### Exercise prompt
Take every line from the listing below that contains "Español".

### Supplied data
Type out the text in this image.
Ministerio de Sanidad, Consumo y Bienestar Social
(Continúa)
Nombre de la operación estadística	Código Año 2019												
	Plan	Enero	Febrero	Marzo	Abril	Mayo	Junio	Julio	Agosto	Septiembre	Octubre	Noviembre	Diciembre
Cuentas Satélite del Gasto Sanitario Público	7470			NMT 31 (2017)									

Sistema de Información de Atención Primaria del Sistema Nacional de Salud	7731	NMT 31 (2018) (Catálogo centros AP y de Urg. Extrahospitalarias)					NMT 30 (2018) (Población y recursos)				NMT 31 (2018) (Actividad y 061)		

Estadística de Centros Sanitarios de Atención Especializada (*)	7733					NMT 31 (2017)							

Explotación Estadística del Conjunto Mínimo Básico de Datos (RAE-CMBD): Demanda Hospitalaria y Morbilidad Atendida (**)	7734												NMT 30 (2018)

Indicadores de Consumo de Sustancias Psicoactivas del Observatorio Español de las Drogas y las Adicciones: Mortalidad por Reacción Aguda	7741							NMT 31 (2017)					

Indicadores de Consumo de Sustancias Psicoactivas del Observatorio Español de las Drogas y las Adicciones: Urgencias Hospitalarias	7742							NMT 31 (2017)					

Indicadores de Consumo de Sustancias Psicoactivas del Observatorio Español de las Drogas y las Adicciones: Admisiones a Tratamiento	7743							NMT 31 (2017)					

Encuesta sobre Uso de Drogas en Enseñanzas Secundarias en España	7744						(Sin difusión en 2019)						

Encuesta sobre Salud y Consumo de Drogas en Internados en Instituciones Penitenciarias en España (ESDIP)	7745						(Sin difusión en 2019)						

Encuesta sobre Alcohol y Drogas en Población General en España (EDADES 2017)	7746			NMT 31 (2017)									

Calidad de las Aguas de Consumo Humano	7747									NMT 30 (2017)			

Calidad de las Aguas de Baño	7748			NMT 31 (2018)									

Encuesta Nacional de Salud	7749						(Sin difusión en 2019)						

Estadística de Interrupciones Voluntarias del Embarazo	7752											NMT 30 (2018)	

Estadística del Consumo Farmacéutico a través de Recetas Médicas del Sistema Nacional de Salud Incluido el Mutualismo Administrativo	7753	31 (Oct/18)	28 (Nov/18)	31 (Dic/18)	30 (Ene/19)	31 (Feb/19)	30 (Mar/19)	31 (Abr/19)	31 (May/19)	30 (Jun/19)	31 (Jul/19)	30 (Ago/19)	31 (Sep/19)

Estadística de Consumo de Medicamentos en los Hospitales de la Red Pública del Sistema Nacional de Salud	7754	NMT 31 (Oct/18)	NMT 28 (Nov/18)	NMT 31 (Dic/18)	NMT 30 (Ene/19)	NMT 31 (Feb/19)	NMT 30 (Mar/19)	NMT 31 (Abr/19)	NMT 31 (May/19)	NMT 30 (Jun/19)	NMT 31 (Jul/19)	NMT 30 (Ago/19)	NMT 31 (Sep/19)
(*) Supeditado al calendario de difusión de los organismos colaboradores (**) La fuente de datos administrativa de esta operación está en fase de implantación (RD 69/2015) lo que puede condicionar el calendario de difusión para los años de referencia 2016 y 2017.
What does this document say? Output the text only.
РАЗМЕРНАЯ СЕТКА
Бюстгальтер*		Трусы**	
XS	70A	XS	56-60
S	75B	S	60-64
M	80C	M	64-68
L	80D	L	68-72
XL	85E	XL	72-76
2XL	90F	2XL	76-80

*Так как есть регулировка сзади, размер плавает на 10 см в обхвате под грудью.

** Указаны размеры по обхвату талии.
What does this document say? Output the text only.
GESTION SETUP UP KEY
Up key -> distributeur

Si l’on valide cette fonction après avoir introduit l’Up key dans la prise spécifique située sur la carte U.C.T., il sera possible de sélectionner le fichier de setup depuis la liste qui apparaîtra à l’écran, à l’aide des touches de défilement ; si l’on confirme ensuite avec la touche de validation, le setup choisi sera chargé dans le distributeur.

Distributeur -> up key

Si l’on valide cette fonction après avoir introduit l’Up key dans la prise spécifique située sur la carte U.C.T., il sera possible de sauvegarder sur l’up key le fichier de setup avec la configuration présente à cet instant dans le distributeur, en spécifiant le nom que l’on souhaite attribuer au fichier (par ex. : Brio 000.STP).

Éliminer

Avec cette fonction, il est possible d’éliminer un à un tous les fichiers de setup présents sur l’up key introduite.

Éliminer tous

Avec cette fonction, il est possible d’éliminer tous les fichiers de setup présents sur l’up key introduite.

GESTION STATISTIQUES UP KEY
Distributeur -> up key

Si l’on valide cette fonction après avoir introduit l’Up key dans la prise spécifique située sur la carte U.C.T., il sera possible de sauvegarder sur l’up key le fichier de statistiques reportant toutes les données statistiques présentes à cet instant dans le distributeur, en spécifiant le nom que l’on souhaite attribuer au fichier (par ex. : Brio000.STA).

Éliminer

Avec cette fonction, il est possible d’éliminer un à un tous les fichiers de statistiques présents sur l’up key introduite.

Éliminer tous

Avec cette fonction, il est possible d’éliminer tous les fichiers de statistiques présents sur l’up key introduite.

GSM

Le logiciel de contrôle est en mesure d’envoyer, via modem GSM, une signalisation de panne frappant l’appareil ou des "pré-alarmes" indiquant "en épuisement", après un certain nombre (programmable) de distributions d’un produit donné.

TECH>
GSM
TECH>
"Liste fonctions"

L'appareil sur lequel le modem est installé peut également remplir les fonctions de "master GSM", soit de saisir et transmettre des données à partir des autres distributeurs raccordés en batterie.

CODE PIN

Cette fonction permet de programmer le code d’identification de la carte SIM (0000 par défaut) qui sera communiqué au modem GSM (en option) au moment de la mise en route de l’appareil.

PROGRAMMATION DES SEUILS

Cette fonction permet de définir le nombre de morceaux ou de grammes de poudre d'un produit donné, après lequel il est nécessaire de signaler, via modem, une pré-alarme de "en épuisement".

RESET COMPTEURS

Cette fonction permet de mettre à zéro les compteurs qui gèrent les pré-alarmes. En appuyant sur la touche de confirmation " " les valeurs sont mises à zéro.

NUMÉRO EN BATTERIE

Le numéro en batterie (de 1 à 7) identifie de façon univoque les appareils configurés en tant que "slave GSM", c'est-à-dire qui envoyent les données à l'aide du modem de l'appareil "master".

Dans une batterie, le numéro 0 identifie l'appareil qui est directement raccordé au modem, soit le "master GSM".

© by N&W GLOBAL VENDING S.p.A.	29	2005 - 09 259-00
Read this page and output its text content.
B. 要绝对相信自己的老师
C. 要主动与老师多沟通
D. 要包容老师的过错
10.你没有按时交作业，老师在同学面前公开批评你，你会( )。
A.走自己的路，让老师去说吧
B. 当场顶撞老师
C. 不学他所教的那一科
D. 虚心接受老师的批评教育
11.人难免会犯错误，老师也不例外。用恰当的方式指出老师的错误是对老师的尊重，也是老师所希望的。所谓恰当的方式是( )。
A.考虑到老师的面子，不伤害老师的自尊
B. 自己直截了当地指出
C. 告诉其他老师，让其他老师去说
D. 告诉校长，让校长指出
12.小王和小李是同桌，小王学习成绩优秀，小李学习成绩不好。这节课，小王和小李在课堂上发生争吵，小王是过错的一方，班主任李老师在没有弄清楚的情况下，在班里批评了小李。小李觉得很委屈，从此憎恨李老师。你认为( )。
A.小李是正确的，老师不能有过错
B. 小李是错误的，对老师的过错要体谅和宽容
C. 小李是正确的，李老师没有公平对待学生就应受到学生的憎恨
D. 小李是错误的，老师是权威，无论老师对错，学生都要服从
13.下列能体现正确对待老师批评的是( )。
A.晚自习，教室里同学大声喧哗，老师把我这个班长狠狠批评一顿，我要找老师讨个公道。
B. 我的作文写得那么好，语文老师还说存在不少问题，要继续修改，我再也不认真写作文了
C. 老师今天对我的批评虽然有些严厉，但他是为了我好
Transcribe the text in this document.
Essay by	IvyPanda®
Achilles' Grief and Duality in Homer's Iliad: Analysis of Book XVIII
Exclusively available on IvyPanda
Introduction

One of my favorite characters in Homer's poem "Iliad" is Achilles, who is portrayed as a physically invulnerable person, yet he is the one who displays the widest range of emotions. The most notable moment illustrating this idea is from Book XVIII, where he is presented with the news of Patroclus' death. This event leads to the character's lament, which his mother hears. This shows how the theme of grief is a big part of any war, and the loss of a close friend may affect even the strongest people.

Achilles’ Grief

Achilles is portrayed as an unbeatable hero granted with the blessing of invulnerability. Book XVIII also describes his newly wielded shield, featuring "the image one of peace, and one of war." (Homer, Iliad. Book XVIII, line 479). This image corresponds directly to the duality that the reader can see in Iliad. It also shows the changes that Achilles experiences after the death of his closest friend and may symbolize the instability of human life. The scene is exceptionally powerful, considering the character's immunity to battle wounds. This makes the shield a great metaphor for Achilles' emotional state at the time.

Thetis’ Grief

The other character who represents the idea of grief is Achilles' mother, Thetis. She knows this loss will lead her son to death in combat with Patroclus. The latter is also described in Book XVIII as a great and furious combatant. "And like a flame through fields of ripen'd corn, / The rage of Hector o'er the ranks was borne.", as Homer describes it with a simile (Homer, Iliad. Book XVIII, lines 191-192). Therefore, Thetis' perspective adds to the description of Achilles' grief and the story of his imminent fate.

### Response for this exercise
Indicadores de Consumo de Sustancias Psicoactivas del Observatorio Español de las Drogas y las Adicciones: Mortalidad por Reacción Aguda	7741							NMT 31 (2017)					
Indicadores de Consumo de Sustancias Psicoactivas del Observatorio Español de las Drogas y las Adicciones: Urgencias Hospitalarias	7742							NMT 31 (2017)					
Indicadores de Consumo de Sustancias Psicoactivas del Observatorio Español de las Drogas y las Adicciones: Admisiones a Tratamiento	7743							NMT 31 (2017)					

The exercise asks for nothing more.